Set task
Write out the material exactly, leaving every picture behind.

==== Data for the task ====

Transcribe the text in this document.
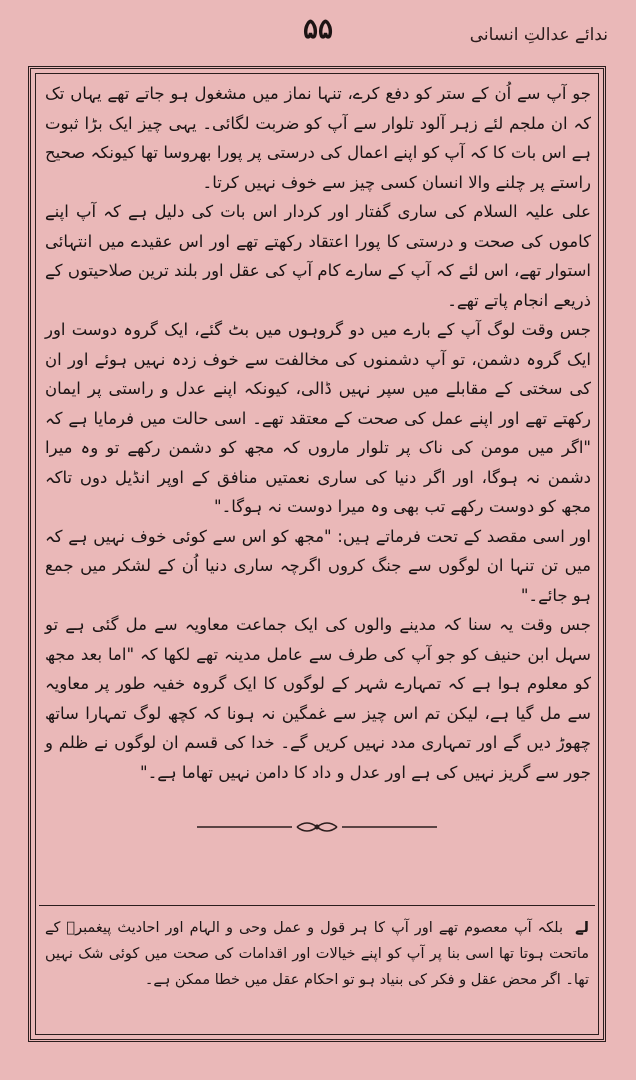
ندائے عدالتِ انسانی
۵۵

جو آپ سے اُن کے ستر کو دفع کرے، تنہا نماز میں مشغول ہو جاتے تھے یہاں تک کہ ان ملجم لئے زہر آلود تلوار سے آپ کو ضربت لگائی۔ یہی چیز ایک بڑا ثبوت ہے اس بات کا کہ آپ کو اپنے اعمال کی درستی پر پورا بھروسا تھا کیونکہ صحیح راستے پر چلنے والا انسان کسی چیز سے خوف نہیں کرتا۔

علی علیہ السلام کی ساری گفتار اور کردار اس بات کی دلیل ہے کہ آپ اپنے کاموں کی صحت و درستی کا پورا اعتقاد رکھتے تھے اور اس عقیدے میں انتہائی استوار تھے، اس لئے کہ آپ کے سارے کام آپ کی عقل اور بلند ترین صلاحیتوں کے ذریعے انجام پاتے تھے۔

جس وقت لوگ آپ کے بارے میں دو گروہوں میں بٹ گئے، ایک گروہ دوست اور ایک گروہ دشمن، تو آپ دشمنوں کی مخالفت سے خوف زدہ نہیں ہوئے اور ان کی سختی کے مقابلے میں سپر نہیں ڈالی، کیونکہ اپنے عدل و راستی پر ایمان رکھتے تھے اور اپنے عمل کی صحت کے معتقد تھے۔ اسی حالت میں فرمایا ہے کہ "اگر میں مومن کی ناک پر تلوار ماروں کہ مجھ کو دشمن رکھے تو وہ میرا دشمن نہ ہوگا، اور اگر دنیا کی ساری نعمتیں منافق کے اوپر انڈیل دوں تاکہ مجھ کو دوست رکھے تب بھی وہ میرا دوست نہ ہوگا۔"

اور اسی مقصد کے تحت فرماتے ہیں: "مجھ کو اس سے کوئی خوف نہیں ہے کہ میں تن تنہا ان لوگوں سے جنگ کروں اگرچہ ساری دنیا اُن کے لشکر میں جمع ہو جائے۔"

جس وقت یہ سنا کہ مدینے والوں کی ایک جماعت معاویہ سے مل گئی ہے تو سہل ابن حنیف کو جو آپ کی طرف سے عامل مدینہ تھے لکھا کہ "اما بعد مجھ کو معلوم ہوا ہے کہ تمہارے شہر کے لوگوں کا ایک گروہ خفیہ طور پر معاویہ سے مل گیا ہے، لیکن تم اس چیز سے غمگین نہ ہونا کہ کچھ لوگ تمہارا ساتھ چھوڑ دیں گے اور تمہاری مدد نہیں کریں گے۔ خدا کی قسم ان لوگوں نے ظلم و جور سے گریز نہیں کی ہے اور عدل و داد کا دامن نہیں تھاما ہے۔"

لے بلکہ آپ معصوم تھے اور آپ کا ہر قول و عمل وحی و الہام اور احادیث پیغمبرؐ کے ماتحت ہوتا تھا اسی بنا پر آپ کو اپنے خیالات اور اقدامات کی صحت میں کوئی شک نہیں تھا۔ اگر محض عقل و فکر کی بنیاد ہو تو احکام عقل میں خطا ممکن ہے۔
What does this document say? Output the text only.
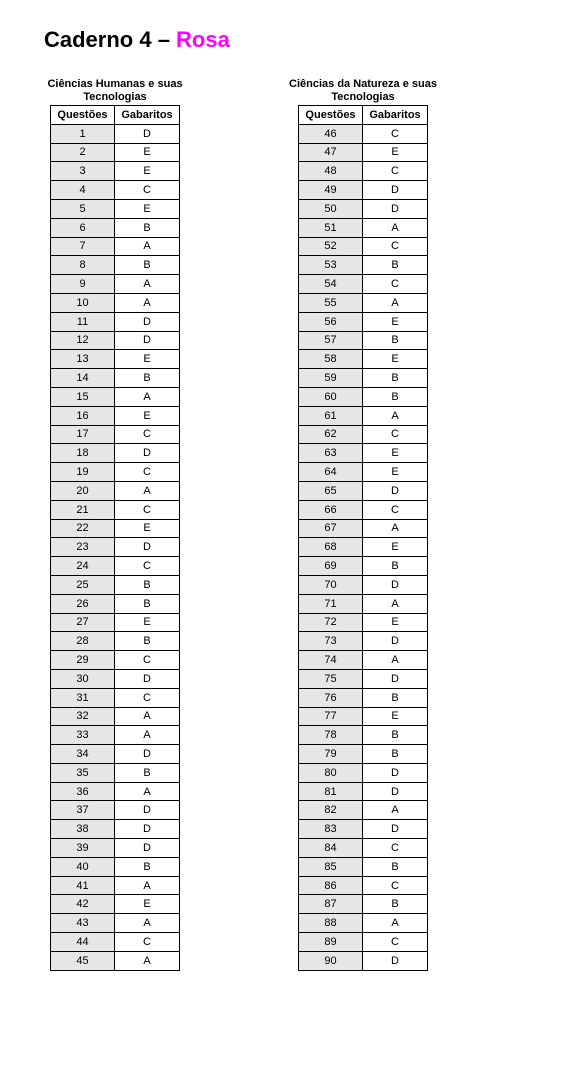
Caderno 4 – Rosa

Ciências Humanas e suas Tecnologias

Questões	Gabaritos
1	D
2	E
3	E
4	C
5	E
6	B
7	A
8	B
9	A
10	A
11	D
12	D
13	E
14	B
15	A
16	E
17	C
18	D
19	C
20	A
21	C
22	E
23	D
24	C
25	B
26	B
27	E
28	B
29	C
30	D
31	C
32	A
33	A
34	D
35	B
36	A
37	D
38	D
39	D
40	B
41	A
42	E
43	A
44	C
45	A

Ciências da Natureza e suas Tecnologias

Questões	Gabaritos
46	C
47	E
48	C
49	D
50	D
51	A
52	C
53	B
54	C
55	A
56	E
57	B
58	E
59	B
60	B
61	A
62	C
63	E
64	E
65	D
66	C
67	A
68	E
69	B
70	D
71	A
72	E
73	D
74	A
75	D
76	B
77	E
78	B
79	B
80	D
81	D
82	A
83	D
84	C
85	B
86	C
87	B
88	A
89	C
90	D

====

Full response
Transcribe the text in this document.
ندائے عدالتِ انسانی
۵۵

جو آپ سے اُن کے ستر کو دفع کرے، تنہا نماز میں مشغول ہو جاتے تھے یہاں تک کہ ان ملجم لئے زہر آلود تلوار سے آپ کو ضربت لگائی۔ یہی چیز ایک بڑا ثبوت ہے اس بات کا کہ آپ کو اپنے اعمال کی درستی پر پورا بھروسا تھا کیونکہ صحیح راستے پر چلنے والا انسان کسی چیز سے خوف نہیں کرتا۔

علی علیہ السلام کی ساری گفتار اور کردار اس بات کی دلیل ہے کہ آپ اپنے کاموں کی صحت و درستی کا پورا اعتقاد رکھتے تھے اور اس عقیدے میں انتہائی استوار تھے، اس لئے کہ آپ کے سارے کام آپ کی عقل اور بلند ترین صلاحیتوں کے ذریعے انجام پاتے تھے۔

جس وقت لوگ آپ کے بارے میں دو گروہوں میں بٹ گئے، ایک گروہ دوست اور ایک گروہ دشمن، تو آپ دشمنوں کی مخالفت سے خوف زدہ نہیں ہوئے اور ان کی سختی کے مقابلے میں سپر نہیں ڈالی، کیونکہ اپنے عدل و راستی پر ایمان رکھتے تھے اور اپنے عمل کی صحت کے معتقد تھے۔ اسی حالت میں فرمایا ہے کہ "اگر میں مومن کی ناک پر تلوار ماروں کہ مجھ کو دشمن رکھے تو وہ میرا دشمن نہ ہوگا، اور اگر دنیا کی ساری نعمتیں منافق کے اوپر انڈیل دوں تاکہ مجھ کو دوست رکھے تب بھی وہ میرا دوست نہ ہوگا۔"

اور اسی مقصد کے تحت فرماتے ہیں: "مجھ کو اس سے کوئی خوف نہیں ہے کہ میں تن تنہا ان لوگوں سے جنگ کروں اگرچہ ساری دنیا اُن کے لشکر میں جمع ہو جائے۔"

جس وقت یہ سنا کہ مدینے والوں کی ایک جماعت معاویہ سے مل گئی ہے تو سہل ابن حنیف کو جو آپ کی طرف سے عامل مدینہ تھے لکھا کہ "اما بعد مجھ کو معلوم ہوا ہے کہ تمہارے شہر کے لوگوں کا ایک گروہ خفیہ طور پر معاویہ سے مل گیا ہے، لیکن تم اس چیز سے غمگین نہ ہونا کہ کچھ لوگ تمہارا ساتھ چھوڑ دیں گے اور تمہاری مدد نہیں کریں گے۔ خدا کی قسم ان لوگوں نے ظلم و جور سے گریز نہیں کی ہے اور عدل و داد کا دامن نہیں تھاما ہے۔"

لے بلکہ آپ معصوم تھے اور آپ کا ہر قول و عمل وحی و الہام اور احادیث پیغمبرؐ کے ماتحت ہوتا تھا اسی بنا پر آپ کو اپنے خیالات اور اقدامات کی صحت میں کوئی شک نہیں تھا۔ اگر محض عقل و فکر کی بنیاد ہو تو احکام عقل میں خطا ممکن ہے۔
What does this document say? Output the text only.
Caderno 4 – Rosa

Ciências Humanas e suas Tecnologias

Questões	Gabaritos
1	D
2	E
3	E
4	C
5	E
6	B
7	A
8	B
9	A
10	A
11	D
12	D
13	E
14	B
15	A
16	E
17	C
18	D
19	C
20	A
21	C
22	E
23	D
24	C
25	B
26	B
27	E
28	B
29	C
30	D
31	C
32	A
33	A
34	D
35	B
36	A
37	D
38	D
39	D
40	B
41	A
42	E
43	A
44	C
45	A

Ciências da Natureza e suas Tecnologias

Questões	Gabaritos
46	C
47	E
48	C
49	D
50	D
51	A
52	C
53	B
54	C
55	A
56	E
57	B
58	E
59	B
60	B
61	A
62	C
63	E
64	E
65	D
66	C
67	A
68	E
69	B
70	D
71	A
72	E
73	D
74	A
75	D
76	B
77	E
78	B
79	B
80	D
81	D
82	A
83	D
84	C
85	B
86	C
87	B
88	A
89	C
90	D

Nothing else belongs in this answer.